**TASK DESCRIPTION:** Pick out every line of the entries below where "losses" occurs, and copy those lines.

**DATASET:**

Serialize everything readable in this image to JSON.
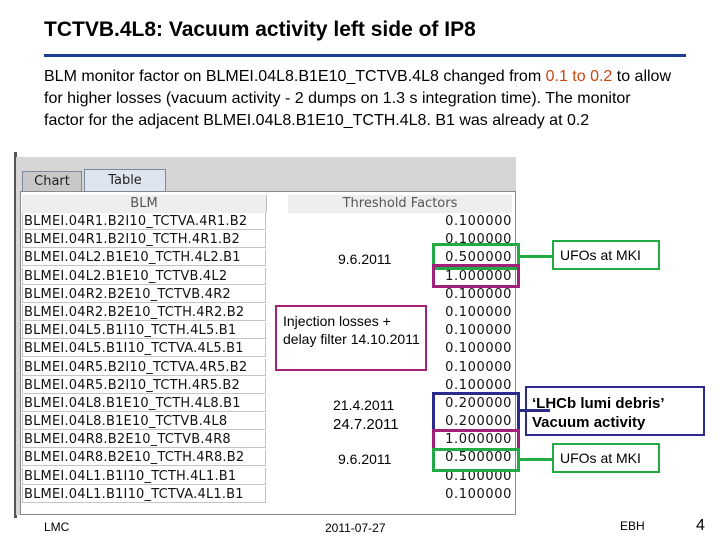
{
  "slide": {
    "title": "TCTVB.4L8: Vacuum activity left side of IP8",
    "intro_1": "BLM monitor factor on BLMEI.04L8.B1E10_TCTVB.4L8 changed from ",
    "intro_from": "0.1 to 0.2",
    "intro_2": " to allow for higher losses (vacuum activity -  2 dumps on 1.3 s integration time). The monitor factor for the adjacent BLMEI.04L8.B1E10_TCTH.4L8. B1 was already at 0.2",
    "accent_color": "#cc4411",
    "rule_color": "#1a3f8f"
  },
  "panel": {
    "tabs": [
      {
        "label": "Chart",
        "active": false
      },
      {
        "label": "Table",
        "active": true
      }
    ],
    "columns": {
      "blm": "BLM",
      "threshold": "Threshold Factors"
    },
    "rows": [
      {
        "blm": "BLMEI.04R1.B2I10_TCTVA.4R1.B2",
        "value": "0.100000"
      },
      {
        "blm": "BLMEI.04R1.B2I10_TCTH.4R1.B2",
        "value": "0.100000"
      },
      {
        "blm": "BLMEI.04L2.B1E10_TCTH.4L2.B1",
        "value": "0.500000"
      },
      {
        "blm": "BLMEI.04L2.B1E10_TCTVB.4L2",
        "value": "1.000000"
      },
      {
        "blm": "BLMEI.04R2.B2E10_TCTVB.4R2",
        "value": "0.100000"
      },
      {
        "blm": "BLMEI.04R2.B2E10_TCTH.4R2.B2",
        "value": "0.100000"
      },
      {
        "blm": "BLMEI.04L5.B1I10_TCTH.4L5.B1",
        "value": "0.100000"
      },
      {
        "blm": "BLMEI.04L5.B1I10_TCTVA.4L5.B1",
        "value": "0.100000"
      },
      {
        "blm": "BLMEI.04R5.B2I10_TCTVA.4R5.B2",
        "value": "0.100000"
      },
      {
        "blm": "BLMEI.04R5.B2I10_TCTH.4R5.B2",
        "value": "0.100000"
      },
      {
        "blm": "BLMEI.04L8.B1E10_TCTH.4L8.B1",
        "value": "0.200000"
      },
      {
        "blm": "BLMEI.04L8.B1E10_TCTVB.4L8",
        "value": "0.200000"
      },
      {
        "blm": "BLMEI.04R8.B2E10_TCTVB.4R8",
        "value": "1.000000"
      },
      {
        "blm": "BLMEI.04R8.B2E10_TCTH.4R8.B2",
        "value": "0.500000"
      },
      {
        "blm": "BLMEI.04L1.B1I10_TCTH.4L1.B1",
        "value": "0.100000"
      },
      {
        "blm": "BLMEI.04L1.B1I10_TCTVA.4L1.B1",
        "value": "0.100000"
      }
    ]
  },
  "annotations": {
    "date_1": "9.6.2011",
    "injection": "Injection losses + delay filter 14.10.2011",
    "date_2a": "21.4.2011",
    "date_2b": "24.7.2011",
    "date_3": "9.6.2011",
    "ufo_1": "UFOs at MKI",
    "lhcb": "‘LHCb lumi debris’ Vacuum activity",
    "ufo_2": "UFOs at MKI",
    "colors": {
      "green": "#22aa44",
      "magenta": "#a0207a",
      "blue": "#2a2a8a"
    }
  },
  "footer": {
    "left": "LMC",
    "date": "2011-07-27",
    "author": "EBH",
    "page": "4"
  }
}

**RESPONSE FOR THIS EXERCISE:**
    "intro_2": " to allow for higher losses (vacuum activity -  2 dumps on 1.3 s integration time). The monitor factor for the adjacent BLMEI.04L8.B1E10_TCTH.4L8. B1 was already at 0.2",
    "injection": "Injection losses + delay filter 14.10.2011",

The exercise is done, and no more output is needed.